• **Source**
%%

Revision as of 05:42, 8 January 2025

Introduction

As I strive to improve I wanted a page for just stuff I watch on YouTube

Deref

Rust list c++ has a deference operator. You can deference with a *. But with wonderful rust you can make one. In the video from The Dev Method, they made an implementation of a box (smart pointer) and demonstrated how to do this

struct MyBox<T>(T);

impl<T> MyBox<T> {
    fn new(x: T) -> MyBox<T> {
        MyBox(x)

%%

• **Data listing**
%%

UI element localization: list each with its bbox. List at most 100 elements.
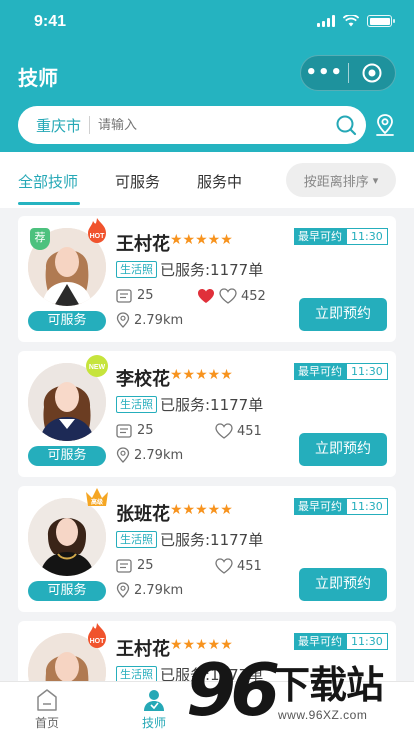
heart-filled-icon xyxy=(198,289,214,303)
technician-name: 张班花 xyxy=(116,504,170,525)
book-now-button[interactable]: 立即预约 xyxy=(299,568,387,601)
availability-status: 可服务 xyxy=(28,446,106,466)
watermark-url: www.96XZ.com xyxy=(278,708,368,722)
technician-icon xyxy=(144,690,164,711)
technician-card[interactable]: NEW 可服务 李校花 ★★★★★ 生活照 已服务:1177单 25 451 2… xyxy=(18,351,396,477)
page-title: 技师 xyxy=(18,66,58,90)
earliest-label: 最早可约 xyxy=(294,363,346,380)
svg-text:NEW: NEW xyxy=(89,364,106,371)
header: 9:41 技师 ••• 重庆市 xyxy=(0,0,414,152)
site-watermark: 96 下载站 www.96XZ.com xyxy=(186,648,414,736)
comments-stat: 25 xyxy=(116,423,174,438)
comment-count: 25 xyxy=(137,288,154,303)
likes-stat[interactable]: 452 xyxy=(197,288,266,304)
search-divider xyxy=(89,116,91,134)
earliest-available: 最早可约 11:30 xyxy=(294,228,388,245)
comment-icon xyxy=(116,558,132,573)
status-bar: 9:41 xyxy=(0,0,414,44)
hot-badge-icon: HOT xyxy=(88,623,106,648)
watermark-logo: 96 xyxy=(186,648,280,732)
tab-all-technicians[interactable]: 全部技师 xyxy=(18,171,78,192)
earliest-time: 11:30 xyxy=(346,363,388,380)
like-count: 451 xyxy=(237,558,262,574)
likes-stat[interactable]: 451 xyxy=(215,423,262,439)
earliest-available: 最早可约 11:30 xyxy=(294,363,388,380)
earliest-label: 最早可约 xyxy=(294,228,346,245)
like-count: 452 xyxy=(241,288,266,304)
like-count: 451 xyxy=(237,423,262,439)
tabbar-technician-label: 技师 xyxy=(141,716,166,730)
likes-stat[interactable]: 451 xyxy=(215,558,262,574)
location-button[interactable] xyxy=(373,113,397,141)
system-icons xyxy=(317,15,395,27)
search-bar: 重庆市 xyxy=(18,106,366,144)
distance: 2.79km xyxy=(116,447,183,463)
comment-count: 25 xyxy=(137,558,154,573)
heart-outline-icon xyxy=(219,288,237,304)
distance: 2.79km xyxy=(116,312,183,328)
earliest-time: 11:30 xyxy=(346,228,388,245)
technician-card[interactable]: 荐 HOT 可服务 王村花 ★★★★★ 生活照 已服务:1177单 25 452… xyxy=(18,216,396,342)
battery-icon xyxy=(367,15,395,27)
served-count: 已服务:1177单 xyxy=(160,531,264,549)
book-now-button[interactable]: 立即预约 xyxy=(299,298,387,331)
technician-name: 王村花 xyxy=(116,234,170,255)
tabbar-home[interactable]: 首页 xyxy=(17,688,77,731)
earliest-label: 最早可约 xyxy=(294,498,346,515)
life-photo-tag[interactable]: 生活照 xyxy=(116,261,157,278)
more-menu-icon[interactable]: ••• xyxy=(301,55,348,91)
technician-name: 李校花 xyxy=(116,369,170,390)
active-tab-indicator xyxy=(18,202,80,205)
chevron-down-icon: ▾ xyxy=(372,173,379,187)
location-icon xyxy=(116,582,130,598)
technician-card[interactable]: 高级 可服务 张班花 ★★★★★ 生活照 已服务:1177单 25 451 2.… xyxy=(18,486,396,612)
comment-icon xyxy=(116,423,132,438)
life-photo-tag[interactable]: 生活照 xyxy=(116,666,157,681)
tab-available[interactable]: 可服务 xyxy=(115,171,160,192)
technician-avatar xyxy=(28,498,106,576)
availability-status: 可服务 xyxy=(28,311,106,331)
earliest-time: 11:30 xyxy=(346,498,388,515)
distance-value: 2.79km xyxy=(134,447,184,463)
hot-badge-icon: HOT xyxy=(88,218,106,243)
filter-tabs: 全部技师 可服务 服务中 按距离排序 ▾ xyxy=(0,152,414,208)
rating-stars: ★★★★★ xyxy=(170,232,233,248)
tabbar-home-label: 首页 xyxy=(34,716,59,730)
comment-count: 25 xyxy=(137,423,154,438)
city-selector[interactable]: 重庆市 xyxy=(36,115,81,136)
search-input[interactable] xyxy=(98,117,335,133)
book-now-button[interactable]: 立即预约 xyxy=(299,433,387,466)
rating-stars: ★★★★★ xyxy=(170,367,233,383)
technician-name: 王村花 xyxy=(116,639,170,660)
rating-stars: ★★★★★ xyxy=(170,502,233,518)
served-count: 已服务:1177单 xyxy=(160,396,264,414)
mini-program-capsule: ••• xyxy=(300,55,396,91)
life-photo-tag[interactable]: 生活照 xyxy=(116,531,157,548)
premium-badge-icon: 高级 xyxy=(86,488,108,506)
tab-in-service[interactable]: 服务中 xyxy=(197,171,242,192)
new-badge-icon: NEW xyxy=(86,355,108,377)
served-count: 已服务:1177单 xyxy=(160,261,264,279)
recommended-badge: 荐 xyxy=(30,228,50,250)
distance-value: 2.79km xyxy=(134,312,184,328)
comments-stat: 25 xyxy=(116,558,174,573)
tabbar-technician[interactable]: 技师 xyxy=(124,688,184,731)
svg-text:高级: 高级 xyxy=(91,498,103,506)
distance-value: 2.79km xyxy=(134,582,184,598)
wifi-icon xyxy=(343,15,359,27)
home-icon xyxy=(37,689,57,711)
status-time: 9:41 xyxy=(34,13,67,30)
distance: 2.79km xyxy=(116,582,183,598)
sort-dropdown[interactable]: 按距离排序 ▾ xyxy=(286,163,396,197)
heart-outline-icon xyxy=(215,423,233,439)
watermark-title: 下载站 xyxy=(272,663,384,707)
svg-text:HOT: HOT xyxy=(90,233,106,240)
location-icon xyxy=(116,447,130,463)
signal-icon xyxy=(317,15,335,27)
comment-icon xyxy=(116,288,132,303)
search-icon[interactable] xyxy=(335,114,357,136)
earliest-available: 最早可约 11:30 xyxy=(294,498,388,515)
close-miniprogram-button[interactable] xyxy=(349,62,396,84)
comments-stat: 25 xyxy=(116,288,174,303)
life-photo-tag[interactable]: 生活照 xyxy=(116,396,157,413)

%%

• **What needs to be done**
In the Rust notes, which YouTube source made an implementation of a box (smart pointer)?

• **The result**
The Dev Method